▶ **SUPPLIED RECORDS**:
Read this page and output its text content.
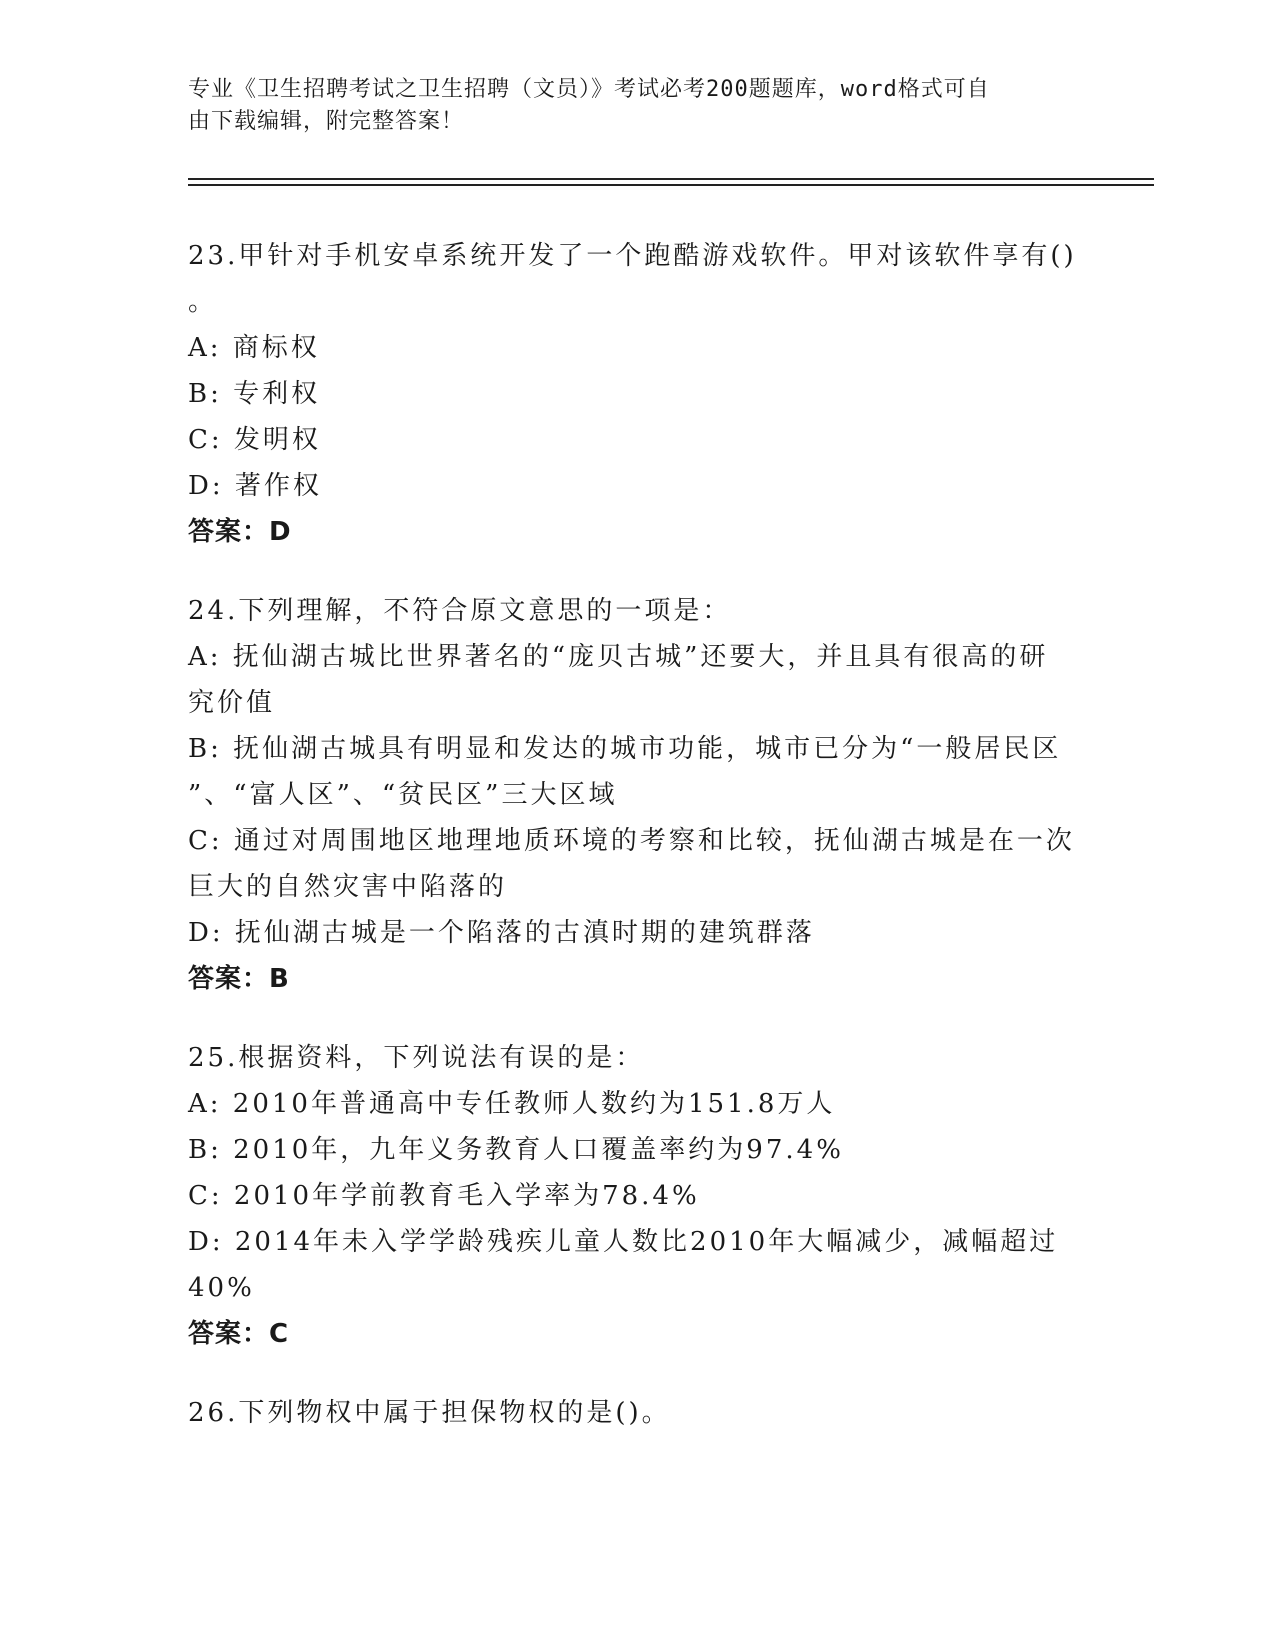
专业《卫生招聘考试之卫生招聘（文员）》考试必考200题题库，word格式可自
由下载编辑，附完整答案！
23.甲针对手机安卓系统开发了一个跑酷游戏软件。甲对该软件享有()
。
A: 商标权
B: 专利权
C: 发明权
D: 著作权
答案：D
24.下列理解，不符合原文意思的一项是：
A: 抚仙湖古城比世界著名的“庞贝古城”还要大，并且具有很高的研
究价值
B: 抚仙湖古城具有明显和发达的城市功能，城市已分为“一般居民区
”、“富人区”、“贫民区”三大区域
C: 通过对周围地区地理地质环境的考察和比较，抚仙湖古城是在一次
巨大的自然灾害中陷落的
D: 抚仙湖古城是一个陷落的古滇时期的建筑群落
答案：B
25.根据资料，下列说法有误的是：
A: 2010年普通高中专任教师人数约为151.8万人
B: 2010年，九年义务教育人口覆盖率约为97.4%
C: 2010年学前教育毛入学率为78.4%
D: 2014年未入学学龄残疾儿童人数比2010年大幅减少，减幅超过
40%
答案：C
26.下列物权中属于担保物权的是()。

▶ **WHAT THE TASK REQUIRES**: Leave the pictures out and copy the rest of the data exactly.

▶ **FINISHED ANSWER**:
Read this page and output its text content.
专业《卫生招聘考试之卫生招聘（文员）》考试必考200题题库，word格式可自
由下载编辑，附完整答案！
23.甲针对手机安卓系统开发了一个跑酷游戏软件。甲对该软件享有()
。
A: 商标权
B: 专利权
C: 发明权
D: 著作权
答案：D
24.下列理解，不符合原文意思的一项是：
A: 抚仙湖古城比世界著名的“庞贝古城”还要大，并且具有很高的研
究价值
B: 抚仙湖古城具有明显和发达的城市功能，城市已分为“一般居民区
”、“富人区”、“贫民区”三大区域
C: 通过对周围地区地理地质环境的考察和比较，抚仙湖古城是在一次
巨大的自然灾害中陷落的
D: 抚仙湖古城是一个陷落的古滇时期的建筑群落
答案：B
25.根据资料，下列说法有误的是：
A: 2010年普通高中专任教师人数约为151.8万人
B: 2010年，九年义务教育人口覆盖率约为97.4%
C: 2010年学前教育毛入学率为78.4%
D: 2014年未入学学龄残疾儿童人数比2010年大幅减少，减幅超过
40%
答案：C
26.下列物权中属于担保物权的是()。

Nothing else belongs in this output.